* begin Exercise material *

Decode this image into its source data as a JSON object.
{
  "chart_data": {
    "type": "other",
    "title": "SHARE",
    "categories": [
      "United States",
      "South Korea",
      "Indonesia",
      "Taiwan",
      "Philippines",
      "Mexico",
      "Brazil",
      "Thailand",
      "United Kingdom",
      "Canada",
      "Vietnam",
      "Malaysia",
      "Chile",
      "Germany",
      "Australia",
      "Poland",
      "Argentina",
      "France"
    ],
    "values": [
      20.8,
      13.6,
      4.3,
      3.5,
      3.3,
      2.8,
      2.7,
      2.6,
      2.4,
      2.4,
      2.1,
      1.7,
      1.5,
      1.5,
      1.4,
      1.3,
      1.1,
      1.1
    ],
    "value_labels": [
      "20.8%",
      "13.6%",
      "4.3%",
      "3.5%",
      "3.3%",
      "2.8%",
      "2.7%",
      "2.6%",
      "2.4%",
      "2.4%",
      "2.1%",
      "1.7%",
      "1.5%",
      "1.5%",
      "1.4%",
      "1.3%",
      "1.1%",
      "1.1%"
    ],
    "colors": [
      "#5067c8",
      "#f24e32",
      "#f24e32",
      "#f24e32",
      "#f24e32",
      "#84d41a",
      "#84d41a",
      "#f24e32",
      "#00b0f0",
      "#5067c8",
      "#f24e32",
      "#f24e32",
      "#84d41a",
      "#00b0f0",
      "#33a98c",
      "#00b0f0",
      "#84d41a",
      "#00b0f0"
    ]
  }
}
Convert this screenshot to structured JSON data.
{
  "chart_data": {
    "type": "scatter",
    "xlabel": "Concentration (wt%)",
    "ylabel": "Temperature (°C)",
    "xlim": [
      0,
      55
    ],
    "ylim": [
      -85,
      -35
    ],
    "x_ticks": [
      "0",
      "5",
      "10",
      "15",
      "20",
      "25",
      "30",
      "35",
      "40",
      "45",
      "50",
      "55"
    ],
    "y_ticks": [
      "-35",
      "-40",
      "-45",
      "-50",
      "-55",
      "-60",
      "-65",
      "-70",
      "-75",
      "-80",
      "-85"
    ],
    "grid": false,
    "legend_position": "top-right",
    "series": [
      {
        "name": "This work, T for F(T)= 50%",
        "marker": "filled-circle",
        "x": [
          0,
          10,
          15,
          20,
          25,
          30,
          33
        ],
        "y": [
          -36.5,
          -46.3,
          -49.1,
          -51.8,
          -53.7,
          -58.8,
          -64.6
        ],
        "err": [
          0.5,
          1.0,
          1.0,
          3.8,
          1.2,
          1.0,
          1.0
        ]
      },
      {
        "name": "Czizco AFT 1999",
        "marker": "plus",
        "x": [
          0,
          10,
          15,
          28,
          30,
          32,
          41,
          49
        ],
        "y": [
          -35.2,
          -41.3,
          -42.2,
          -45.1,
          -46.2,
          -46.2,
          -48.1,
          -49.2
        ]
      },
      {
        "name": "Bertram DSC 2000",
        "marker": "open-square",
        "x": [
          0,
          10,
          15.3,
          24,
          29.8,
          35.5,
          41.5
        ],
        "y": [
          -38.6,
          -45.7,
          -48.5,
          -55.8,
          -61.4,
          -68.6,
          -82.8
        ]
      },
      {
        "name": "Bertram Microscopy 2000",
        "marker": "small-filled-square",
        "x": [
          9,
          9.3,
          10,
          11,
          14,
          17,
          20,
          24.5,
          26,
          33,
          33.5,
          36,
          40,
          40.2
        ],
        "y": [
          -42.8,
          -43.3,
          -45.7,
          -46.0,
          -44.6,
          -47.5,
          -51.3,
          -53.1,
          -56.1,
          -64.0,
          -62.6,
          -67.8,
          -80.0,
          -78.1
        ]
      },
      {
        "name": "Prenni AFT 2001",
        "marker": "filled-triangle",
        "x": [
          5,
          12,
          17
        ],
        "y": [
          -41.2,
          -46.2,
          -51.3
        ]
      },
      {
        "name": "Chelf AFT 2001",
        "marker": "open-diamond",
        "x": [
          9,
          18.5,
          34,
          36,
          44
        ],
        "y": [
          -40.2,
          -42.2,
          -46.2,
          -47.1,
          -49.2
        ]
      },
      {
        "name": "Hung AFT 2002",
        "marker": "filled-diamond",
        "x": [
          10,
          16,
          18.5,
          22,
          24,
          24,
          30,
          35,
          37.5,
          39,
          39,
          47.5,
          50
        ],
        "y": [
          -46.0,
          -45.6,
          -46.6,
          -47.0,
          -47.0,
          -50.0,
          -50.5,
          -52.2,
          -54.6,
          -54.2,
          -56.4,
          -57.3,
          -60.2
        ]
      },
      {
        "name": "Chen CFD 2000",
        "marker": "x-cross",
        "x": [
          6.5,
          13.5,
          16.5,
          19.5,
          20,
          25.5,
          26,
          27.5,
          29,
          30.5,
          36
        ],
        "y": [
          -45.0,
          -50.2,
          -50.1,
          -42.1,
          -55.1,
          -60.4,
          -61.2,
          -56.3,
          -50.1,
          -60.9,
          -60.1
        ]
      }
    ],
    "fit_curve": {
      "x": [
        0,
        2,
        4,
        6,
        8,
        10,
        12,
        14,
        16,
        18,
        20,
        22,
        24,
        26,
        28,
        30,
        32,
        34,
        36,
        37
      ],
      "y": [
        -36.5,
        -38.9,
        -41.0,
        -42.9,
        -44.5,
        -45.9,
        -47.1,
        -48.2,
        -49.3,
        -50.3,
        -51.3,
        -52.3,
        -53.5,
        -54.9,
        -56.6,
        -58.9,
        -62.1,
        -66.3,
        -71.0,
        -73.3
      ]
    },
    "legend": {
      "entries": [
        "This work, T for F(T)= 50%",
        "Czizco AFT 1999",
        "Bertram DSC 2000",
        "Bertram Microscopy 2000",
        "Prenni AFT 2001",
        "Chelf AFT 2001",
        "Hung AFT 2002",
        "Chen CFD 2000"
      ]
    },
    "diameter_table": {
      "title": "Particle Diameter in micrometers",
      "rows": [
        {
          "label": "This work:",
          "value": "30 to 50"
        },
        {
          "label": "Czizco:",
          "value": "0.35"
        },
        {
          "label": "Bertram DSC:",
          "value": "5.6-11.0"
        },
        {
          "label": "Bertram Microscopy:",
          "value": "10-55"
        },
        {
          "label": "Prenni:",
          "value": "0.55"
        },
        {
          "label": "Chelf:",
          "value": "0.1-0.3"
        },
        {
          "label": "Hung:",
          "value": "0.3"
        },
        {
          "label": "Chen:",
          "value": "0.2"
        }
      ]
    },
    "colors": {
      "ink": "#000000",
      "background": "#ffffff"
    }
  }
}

* end Exercise material *

* **Exercise**: Copy out the material above in its entirety. Every detail must match.

* **Result**:
Decode this image into its source data as a JSON object.
{
  "chart_data": {
    "type": "other",
    "title": "SHARE",
    "categories": [
      "United States",
      "South Korea",
      "Indonesia",
      "Taiwan",
      "Philippines",
      "Mexico",
      "Brazil",
      "Thailand",
      "United Kingdom",
      "Canada",
      "Vietnam",
      "Malaysia",
      "Chile",
      "Germany",
      "Australia",
      "Poland",
      "Argentina",
      "France"
    ],
    "values": [
      20.8,
      13.6,
      4.3,
      3.5,
      3.3,
      2.8,
      2.7,
      2.6,
      2.4,
      2.4,
      2.1,
      1.7,
      1.5,
      1.5,
      1.4,
      1.3,
      1.1,
      1.1
    ],
    "value_labels": [
      "20.8%",
      "13.6%",
      "4.3%",
      "3.5%",
      "3.3%",
      "2.8%",
      "2.7%",
      "2.6%",
      "2.4%",
      "2.4%",
      "2.1%",
      "1.7%",
      "1.5%",
      "1.5%",
      "1.4%",
      "1.3%",
      "1.1%",
      "1.1%"
    ],
    "colors": [
      "#5067c8",
      "#f24e32",
      "#f24e32",
      "#f24e32",
      "#f24e32",
      "#84d41a",
      "#84d41a",
      "#f24e32",
      "#00b0f0",
      "#5067c8",
      "#f24e32",
      "#f24e32",
      "#84d41a",
      "#00b0f0",
      "#33a98c",
      "#00b0f0",
      "#84d41a",
      "#00b0f0"
    ]
  }
}
Convert this screenshot to structured JSON data.
{
  "chart_data": {
    "type": "scatter",
    "xlabel": "Concentration (wt%)",
    "ylabel": "Temperature (°C)",
    "xlim": [
      0,
      55
    ],
    "ylim": [
      -85,
      -35
    ],
    "x_ticks": [
      "0",
      "5",
      "10",
      "15",
      "20",
      "25",
      "30",
      "35",
      "40",
      "45",
      "50",
      "55"
    ],
    "y_ticks": [
      "-35",
      "-40",
      "-45",
      "-50",
      "-55",
      "-60",
      "-65",
      "-70",
      "-75",
      "-80",
      "-85"
    ],
    "grid": false,
    "legend_position": "top-right",
    "series": [
      {
        "name": "This work, T for F(T)= 50%",
        "marker": "filled-circle",
        "x": [
          0,
          10,
          15,
          20,
          25,
          30,
          33
        ],
        "y": [
          -36.5,
          -46.3,
          -49.1,
          -51.8,
          -53.7,
          -58.8,
          -64.6
        ],
        "err": [
          0.5,
          1.0,
          1.0,
          3.8,
          1.2,
          1.0,
          1.0
        ]
      },
      {
        "name": "Czizco AFT 1999",
        "marker": "plus",
        "x": [
          0,
          10,
          15,
          28,
          30,
          32,
          41,
          49
        ],
        "y": [
          -35.2,
          -41.3,
          -42.2,
          -45.1,
          -46.2,
          -46.2,
          -48.1,
          -49.2
        ]
      },
      {
        "name": "Bertram DSC 2000",
        "marker": "open-square",
        "x": [
          0,
          10,
          15.3,
          24,
          29.8,
          35.5,
          41.5
        ],
        "y": [
          -38.6,
          -45.7,
          -48.5,
          -55.8,
          -61.4,
          -68.6,
          -82.8
        ]
      },
      {
        "name": "Bertram Microscopy 2000",
        "marker": "small-filled-square",
        "x": [
          9,
          9.3,
          10,
          11,
          14,
          17,
          20,
          24.5,
          26,
          33,
          33.5,
          36,
          40,
          40.2
        ],
        "y": [
          -42.8,
          -43.3,
          -45.7,
          -46.0,
          -44.6,
          -47.5,
          -51.3,
          -53.1,
          -56.1,
          -64.0,
          -62.6,
          -67.8,
          -80.0,
          -78.1
        ]
      },
      {
        "name": "Prenni AFT 2001",
        "marker": "filled-triangle",
        "x": [
          5,
          12,
          17
        ],
        "y": [
          -41.2,
          -46.2,
          -51.3
        ]
      },
      {
        "name": "Chelf AFT 2001",
        "marker": "open-diamond",
        "x": [
          9,
          18.5,
          34,
          36,
          44
        ],
        "y": [
          -40.2,
          -42.2,
          -46.2,
          -47.1,
          -49.2
        ]
      },
      {
        "name": "Hung AFT 2002",
        "marker": "filled-diamond",
        "x": [
          10,
          16,
          18.5,
          22,
          24,
          24,
          30,
          35,
          37.5,
          39,
          39,
          47.5,
          50
        ],
        "y": [
          -46.0,
          -45.6,
          -46.6,
          -47.0,
          -47.0,
          -50.0,
          -50.5,
          -52.2,
          -54.6,
          -54.2,
          -56.4,
          -57.3,
          -60.2
        ]
      },
      {
        "name": "Chen CFD 2000",
        "marker": "x-cross",
        "x": [
          6.5,
          13.5,
          16.5,
          19.5,
          20,
          25.5,
          26,
          27.5,
          29,
          30.5,
          36
        ],
        "y": [
          -45.0,
          -50.2,
          -50.1,
          -42.1,
          -55.1,
          -60.4,
          -61.2,
          -56.3,
          -50.1,
          -60.9,
          -60.1
        ]
      }
    ],
    "fit_curve": {
      "x": [
        0,
        2,
        4,
        6,
        8,
        10,
        12,
        14,
        16,
        18,
        20,
        22,
        24,
        26,
        28,
        30,
        32,
        34,
        36,
        37
      ],
      "y": [
        -36.5,
        -38.9,
        -41.0,
        -42.9,
        -44.5,
        -45.9,
        -47.1,
        -48.2,
        -49.3,
        -50.3,
        -51.3,
        -52.3,
        -53.5,
        -54.9,
        -56.6,
        -58.9,
        -62.1,
        -66.3,
        -71.0,
        -73.3
      ]
    },
    "legend": {
      "entries": [
        "This work, T for F(T)= 50%",
        "Czizco AFT 1999",
        "Bertram DSC 2000",
        "Bertram Microscopy 2000",
        "Prenni AFT 2001",
        "Chelf AFT 2001",
        "Hung AFT 2002",
        "Chen CFD 2000"
      ]
    },
    "diameter_table": {
      "title": "Particle Diameter in micrometers",
      "rows": [
        {
          "label": "This work:",
          "value": "30 to 50"
        },
        {
          "label": "Czizco:",
          "value": "0.35"
        },
        {
          "label": "Bertram DSC:",
          "value": "5.6-11.0"
        },
        {
          "label": "Bertram Microscopy:",
          "value": "10-55"
        },
        {
          "label": "Prenni:",
          "value": "0.55"
        },
        {
          "label": "Chelf:",
          "value": "0.1-0.3"
        },
        {
          "label": "Hung:",
          "value": "0.3"
        },
        {
          "label": "Chen:",
          "value": "0.2"
        }
      ]
    },
    "colors": {
      "ink": "#000000",
      "background": "#ffffff"
    }
  }
}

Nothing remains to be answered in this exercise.